[GIVEN TASK]
Give the count of lines in the data that include "code", with no other words.

[Data items]
· · ·
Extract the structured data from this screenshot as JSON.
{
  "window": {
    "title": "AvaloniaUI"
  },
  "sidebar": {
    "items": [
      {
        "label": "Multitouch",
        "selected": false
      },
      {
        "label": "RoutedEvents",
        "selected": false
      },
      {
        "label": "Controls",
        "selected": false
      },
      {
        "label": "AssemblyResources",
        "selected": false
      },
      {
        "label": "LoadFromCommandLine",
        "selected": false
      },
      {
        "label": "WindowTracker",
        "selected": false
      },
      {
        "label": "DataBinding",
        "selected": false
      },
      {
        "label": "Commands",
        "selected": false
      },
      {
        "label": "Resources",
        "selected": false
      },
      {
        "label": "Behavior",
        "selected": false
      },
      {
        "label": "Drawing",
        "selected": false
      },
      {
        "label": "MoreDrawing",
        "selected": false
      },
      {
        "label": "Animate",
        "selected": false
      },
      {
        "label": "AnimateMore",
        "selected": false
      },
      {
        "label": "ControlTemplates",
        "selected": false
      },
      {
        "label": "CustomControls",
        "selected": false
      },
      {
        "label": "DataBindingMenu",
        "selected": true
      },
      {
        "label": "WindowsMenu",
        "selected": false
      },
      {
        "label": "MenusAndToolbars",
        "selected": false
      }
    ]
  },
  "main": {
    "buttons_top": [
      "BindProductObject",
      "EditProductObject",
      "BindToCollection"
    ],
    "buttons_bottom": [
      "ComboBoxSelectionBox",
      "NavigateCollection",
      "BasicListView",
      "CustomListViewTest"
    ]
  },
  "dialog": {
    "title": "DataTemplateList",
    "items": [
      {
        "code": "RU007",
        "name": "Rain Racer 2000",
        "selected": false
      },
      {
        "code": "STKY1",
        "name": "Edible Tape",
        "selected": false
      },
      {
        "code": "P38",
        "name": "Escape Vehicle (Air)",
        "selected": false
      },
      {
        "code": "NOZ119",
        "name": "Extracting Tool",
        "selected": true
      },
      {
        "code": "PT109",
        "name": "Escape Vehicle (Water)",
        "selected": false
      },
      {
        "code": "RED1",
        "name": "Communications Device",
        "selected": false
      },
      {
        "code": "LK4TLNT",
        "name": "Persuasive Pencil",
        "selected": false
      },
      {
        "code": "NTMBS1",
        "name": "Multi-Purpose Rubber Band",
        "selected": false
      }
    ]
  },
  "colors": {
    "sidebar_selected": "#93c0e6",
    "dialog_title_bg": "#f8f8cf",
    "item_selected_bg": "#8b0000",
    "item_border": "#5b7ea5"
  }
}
· · ·
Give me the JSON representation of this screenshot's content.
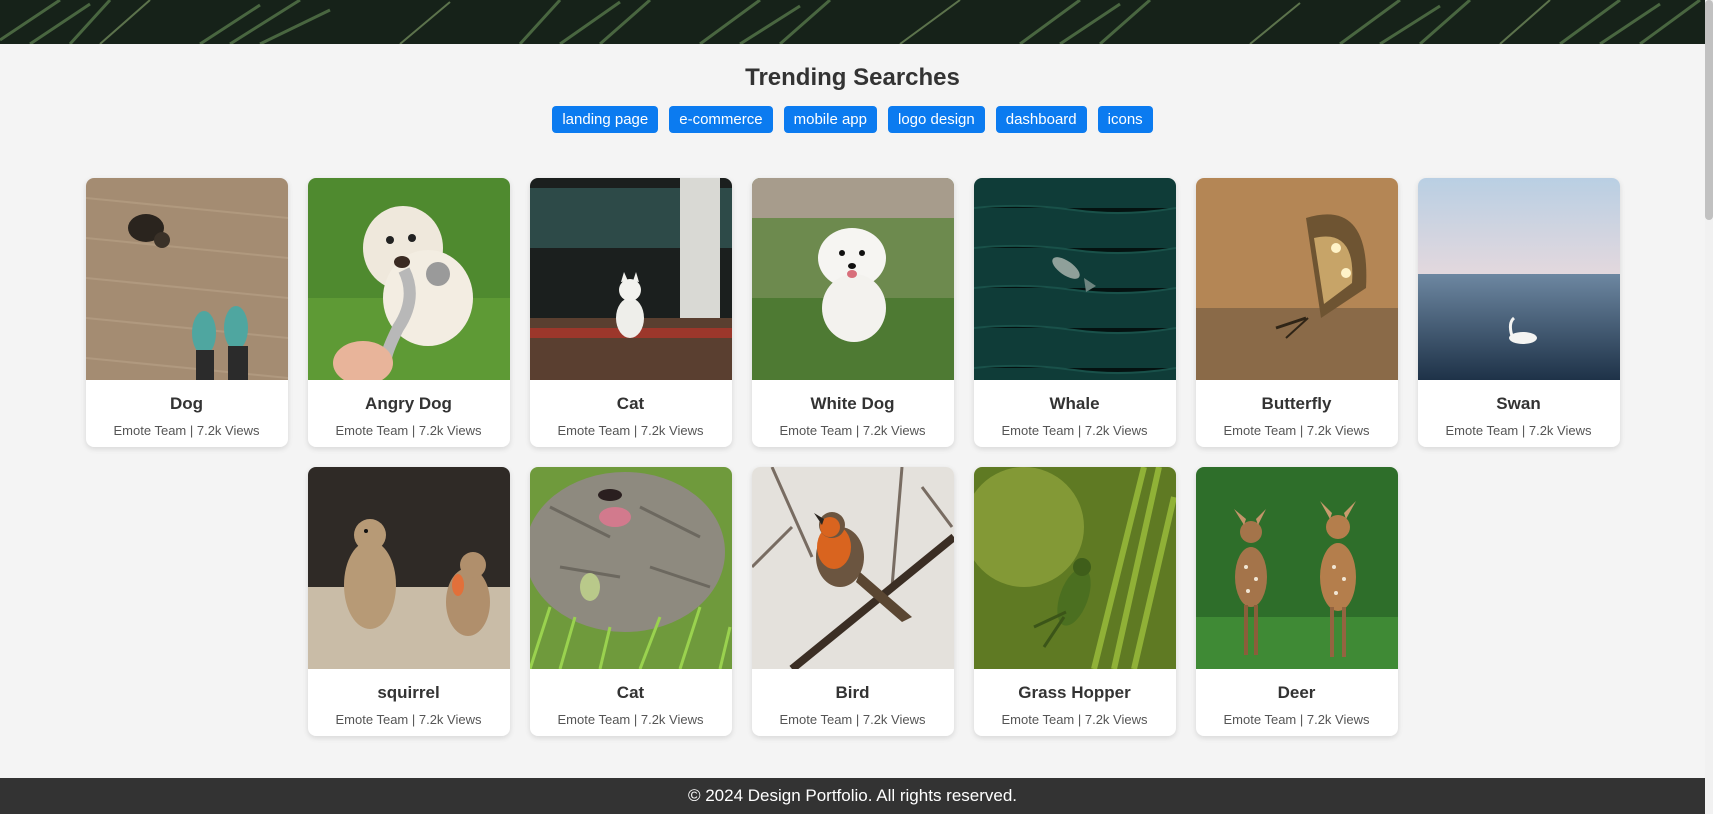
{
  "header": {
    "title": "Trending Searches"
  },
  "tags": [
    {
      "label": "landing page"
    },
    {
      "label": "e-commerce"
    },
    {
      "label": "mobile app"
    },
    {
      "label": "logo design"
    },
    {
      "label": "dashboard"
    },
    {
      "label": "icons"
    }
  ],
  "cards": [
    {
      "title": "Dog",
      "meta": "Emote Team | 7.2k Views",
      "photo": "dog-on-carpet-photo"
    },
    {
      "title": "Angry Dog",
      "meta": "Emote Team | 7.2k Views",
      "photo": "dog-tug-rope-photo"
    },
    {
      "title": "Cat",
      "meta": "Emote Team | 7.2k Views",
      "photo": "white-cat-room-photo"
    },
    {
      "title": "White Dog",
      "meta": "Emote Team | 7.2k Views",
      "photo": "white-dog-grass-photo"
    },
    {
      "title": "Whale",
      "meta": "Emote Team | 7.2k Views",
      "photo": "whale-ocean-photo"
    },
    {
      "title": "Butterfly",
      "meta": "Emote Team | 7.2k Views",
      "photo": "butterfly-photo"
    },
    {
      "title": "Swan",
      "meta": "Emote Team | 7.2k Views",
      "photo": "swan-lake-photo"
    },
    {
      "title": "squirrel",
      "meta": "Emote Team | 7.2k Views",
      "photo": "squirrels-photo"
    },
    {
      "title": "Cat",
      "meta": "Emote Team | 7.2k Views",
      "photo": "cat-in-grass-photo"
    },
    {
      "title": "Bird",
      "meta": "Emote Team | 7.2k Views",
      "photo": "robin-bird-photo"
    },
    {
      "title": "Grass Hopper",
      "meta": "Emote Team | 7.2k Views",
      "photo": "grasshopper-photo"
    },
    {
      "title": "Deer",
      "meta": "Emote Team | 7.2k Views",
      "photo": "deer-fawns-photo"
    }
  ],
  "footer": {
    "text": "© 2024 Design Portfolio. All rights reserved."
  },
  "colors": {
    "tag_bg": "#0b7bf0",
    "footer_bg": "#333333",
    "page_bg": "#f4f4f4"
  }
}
· · ·
[SOLUTION FOR THIS EXERCISE]
8